EXCERTO CITADO:

Carlos Secretário, Luís Filipe e Guilherme Aguiar consideram que o técnico portista é um treinador à imagem do que era como jogador e destacam-lhe a ambição e a emotividade
DAVID PEREIRA Garra é a melhor palavra que caracterizava Sérgio Conceição enquanto jogador e que o continua a acompanhar como treinador, porque incute essa característica nas suas equipas e vive os jogos de forma muito emotiva.
A personalidade que o atual treinador portista exibe não é algo que tenha sobressaído agora. Já se revelava nos primeiros tempos de futebolista. “Ele era muito emotivo, detestava perder. Sempre foi muito ambicioso, com aquele feitio de querer mais e melhor. Queria jogar sempre, e ficava chateado quando não jogava. Era muito explosivo, embora agora tenha de ser mais contido, porque está no banco e é o líder da equipa”, considerou ao DN o antigo lateral-direito Carlos Secretário, que partilhou o balneário com Conceição em 1997-98 e 2003-04 no FC Porto e entre 1999 e 2001 na seleção nacional.

LINHAS GUARDADAS:
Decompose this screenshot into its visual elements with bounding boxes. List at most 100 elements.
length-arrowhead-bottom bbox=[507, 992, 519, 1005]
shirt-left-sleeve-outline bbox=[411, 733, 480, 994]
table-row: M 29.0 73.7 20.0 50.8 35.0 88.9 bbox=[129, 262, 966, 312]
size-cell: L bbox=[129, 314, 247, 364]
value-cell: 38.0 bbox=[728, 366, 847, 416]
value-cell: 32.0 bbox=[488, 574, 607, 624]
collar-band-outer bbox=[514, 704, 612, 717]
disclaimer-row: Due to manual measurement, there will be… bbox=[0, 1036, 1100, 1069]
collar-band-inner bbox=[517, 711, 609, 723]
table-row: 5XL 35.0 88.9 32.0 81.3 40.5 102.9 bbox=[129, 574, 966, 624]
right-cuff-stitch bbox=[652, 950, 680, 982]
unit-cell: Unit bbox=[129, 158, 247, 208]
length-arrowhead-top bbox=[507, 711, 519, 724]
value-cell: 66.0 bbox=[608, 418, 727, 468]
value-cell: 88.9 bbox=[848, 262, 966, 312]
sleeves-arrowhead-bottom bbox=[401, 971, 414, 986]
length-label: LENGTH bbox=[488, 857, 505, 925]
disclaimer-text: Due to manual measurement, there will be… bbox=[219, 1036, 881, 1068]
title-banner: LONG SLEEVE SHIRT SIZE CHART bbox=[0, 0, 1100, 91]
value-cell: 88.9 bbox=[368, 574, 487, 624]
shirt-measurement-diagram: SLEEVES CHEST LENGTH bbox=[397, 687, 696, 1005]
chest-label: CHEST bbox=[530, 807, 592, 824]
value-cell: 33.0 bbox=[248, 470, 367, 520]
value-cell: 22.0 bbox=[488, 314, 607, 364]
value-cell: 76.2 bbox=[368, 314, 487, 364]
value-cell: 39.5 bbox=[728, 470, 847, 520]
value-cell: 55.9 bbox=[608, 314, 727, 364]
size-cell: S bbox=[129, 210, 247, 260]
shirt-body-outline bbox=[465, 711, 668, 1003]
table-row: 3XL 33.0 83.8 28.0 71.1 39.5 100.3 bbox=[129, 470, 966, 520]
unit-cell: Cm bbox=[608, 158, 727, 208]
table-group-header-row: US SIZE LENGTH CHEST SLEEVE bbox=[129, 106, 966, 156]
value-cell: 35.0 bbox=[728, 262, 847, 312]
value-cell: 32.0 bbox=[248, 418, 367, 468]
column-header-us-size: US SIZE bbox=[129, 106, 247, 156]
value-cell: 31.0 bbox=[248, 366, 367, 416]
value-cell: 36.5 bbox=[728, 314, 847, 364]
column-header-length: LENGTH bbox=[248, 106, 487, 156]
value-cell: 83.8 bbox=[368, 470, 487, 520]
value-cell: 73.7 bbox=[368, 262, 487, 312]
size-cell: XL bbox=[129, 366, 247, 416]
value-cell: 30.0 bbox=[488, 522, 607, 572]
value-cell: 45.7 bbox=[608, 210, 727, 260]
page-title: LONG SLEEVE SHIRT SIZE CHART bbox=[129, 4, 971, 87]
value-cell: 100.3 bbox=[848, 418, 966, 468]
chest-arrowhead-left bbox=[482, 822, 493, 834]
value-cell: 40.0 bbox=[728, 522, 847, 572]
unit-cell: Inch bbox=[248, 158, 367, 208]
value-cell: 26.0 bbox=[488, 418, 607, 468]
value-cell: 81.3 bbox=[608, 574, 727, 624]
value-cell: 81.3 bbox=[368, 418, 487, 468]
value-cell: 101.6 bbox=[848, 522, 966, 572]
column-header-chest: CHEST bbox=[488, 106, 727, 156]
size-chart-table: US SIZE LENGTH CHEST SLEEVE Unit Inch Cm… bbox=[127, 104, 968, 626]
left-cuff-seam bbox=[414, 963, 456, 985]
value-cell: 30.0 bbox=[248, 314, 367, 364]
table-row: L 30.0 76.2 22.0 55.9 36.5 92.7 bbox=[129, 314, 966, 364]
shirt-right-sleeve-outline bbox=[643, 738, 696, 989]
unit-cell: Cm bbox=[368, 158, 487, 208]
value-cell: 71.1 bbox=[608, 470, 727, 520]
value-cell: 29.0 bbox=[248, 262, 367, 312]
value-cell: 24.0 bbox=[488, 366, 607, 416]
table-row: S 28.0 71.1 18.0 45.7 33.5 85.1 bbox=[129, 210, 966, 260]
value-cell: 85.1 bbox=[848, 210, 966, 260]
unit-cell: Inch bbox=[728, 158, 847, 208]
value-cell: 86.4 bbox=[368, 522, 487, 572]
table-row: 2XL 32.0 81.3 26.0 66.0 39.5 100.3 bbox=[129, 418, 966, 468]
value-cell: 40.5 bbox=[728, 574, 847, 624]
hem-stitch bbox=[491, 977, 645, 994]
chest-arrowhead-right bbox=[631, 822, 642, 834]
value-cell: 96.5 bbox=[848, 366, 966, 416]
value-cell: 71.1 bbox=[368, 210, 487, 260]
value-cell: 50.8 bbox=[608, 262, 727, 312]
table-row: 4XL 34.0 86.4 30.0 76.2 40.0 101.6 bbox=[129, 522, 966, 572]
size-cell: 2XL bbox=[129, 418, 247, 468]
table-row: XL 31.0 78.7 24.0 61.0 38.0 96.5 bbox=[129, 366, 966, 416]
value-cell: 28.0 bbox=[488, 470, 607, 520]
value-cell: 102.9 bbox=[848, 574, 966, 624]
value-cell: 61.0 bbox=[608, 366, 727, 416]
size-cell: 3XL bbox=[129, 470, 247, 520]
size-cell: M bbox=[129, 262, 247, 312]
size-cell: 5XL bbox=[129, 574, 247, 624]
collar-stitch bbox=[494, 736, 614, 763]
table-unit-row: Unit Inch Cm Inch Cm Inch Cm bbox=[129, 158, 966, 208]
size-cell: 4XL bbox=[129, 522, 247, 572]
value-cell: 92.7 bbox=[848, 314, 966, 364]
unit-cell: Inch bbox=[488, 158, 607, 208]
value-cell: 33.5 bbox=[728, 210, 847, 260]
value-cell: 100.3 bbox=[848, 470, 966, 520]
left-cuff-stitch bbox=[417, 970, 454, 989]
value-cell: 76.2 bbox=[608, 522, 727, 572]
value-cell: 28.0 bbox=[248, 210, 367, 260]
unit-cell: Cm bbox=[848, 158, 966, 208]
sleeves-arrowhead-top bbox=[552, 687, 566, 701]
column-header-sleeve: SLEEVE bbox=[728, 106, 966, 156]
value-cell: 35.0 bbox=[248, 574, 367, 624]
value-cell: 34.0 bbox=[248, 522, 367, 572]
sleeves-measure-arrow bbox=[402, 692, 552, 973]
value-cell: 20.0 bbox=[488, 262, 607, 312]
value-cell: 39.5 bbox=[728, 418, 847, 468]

CONJUNTO DE TAREFAS:
**A)** Resume em duas frases o excerto sobre Sérgio Conceição.
**B)** Reescreve o trecho das linhas que vai da primeira até à que contém "unit-cell: Unit bbox=[129, 158, 247, 208]", ambas incluídas, trocando "table-row" por "data-row" e deixando tudo o resto igual.
O excerto e as linhas não têm qualquer relação entre si.

LISTA DE RESPOSTAS:
**A)** Carlos Secretário, Luís Filipe e Guilherme Aguiar consideram que Sérgio Conceição é um treinador à imagem do que era como jogador e destacam-lhe a ambição e a emotividade. Segundo Carlos Secretário, que partilhou o balneário com ele no FC Porto e na seleção nacional, já como futebolista era muito emotivo, ambicioso e explosivo e detestava perder.

**B)**
Decompose this screenshot into its visual elements with bounding boxes. List at most 100 elements.
length-arrowhead-bottom bbox=[507, 992, 519, 1005]
shirt-left-sleeve-outline bbox=[411, 733, 480, 994]
data-row: M 29.0 73.7 20.0 50.8 35.0 88.9 bbox=[129, 262, 966, 312]
size-cell: L bbox=[129, 314, 247, 364]
value-cell: 38.0 bbox=[728, 366, 847, 416]
value-cell: 32.0 bbox=[488, 574, 607, 624]
collar-band-outer bbox=[514, 704, 612, 717]
disclaimer-row: Due to manual measurement, there will be… bbox=[0, 1036, 1100, 1069]
collar-band-inner bbox=[517, 711, 609, 723]
data-row: 5XL 35.0 88.9 32.0 81.3 40.5 102.9 bbox=[129, 574, 966, 624]
right-cuff-stitch bbox=[652, 950, 680, 982]
unit-cell: Unit bbox=[129, 158, 247, 208]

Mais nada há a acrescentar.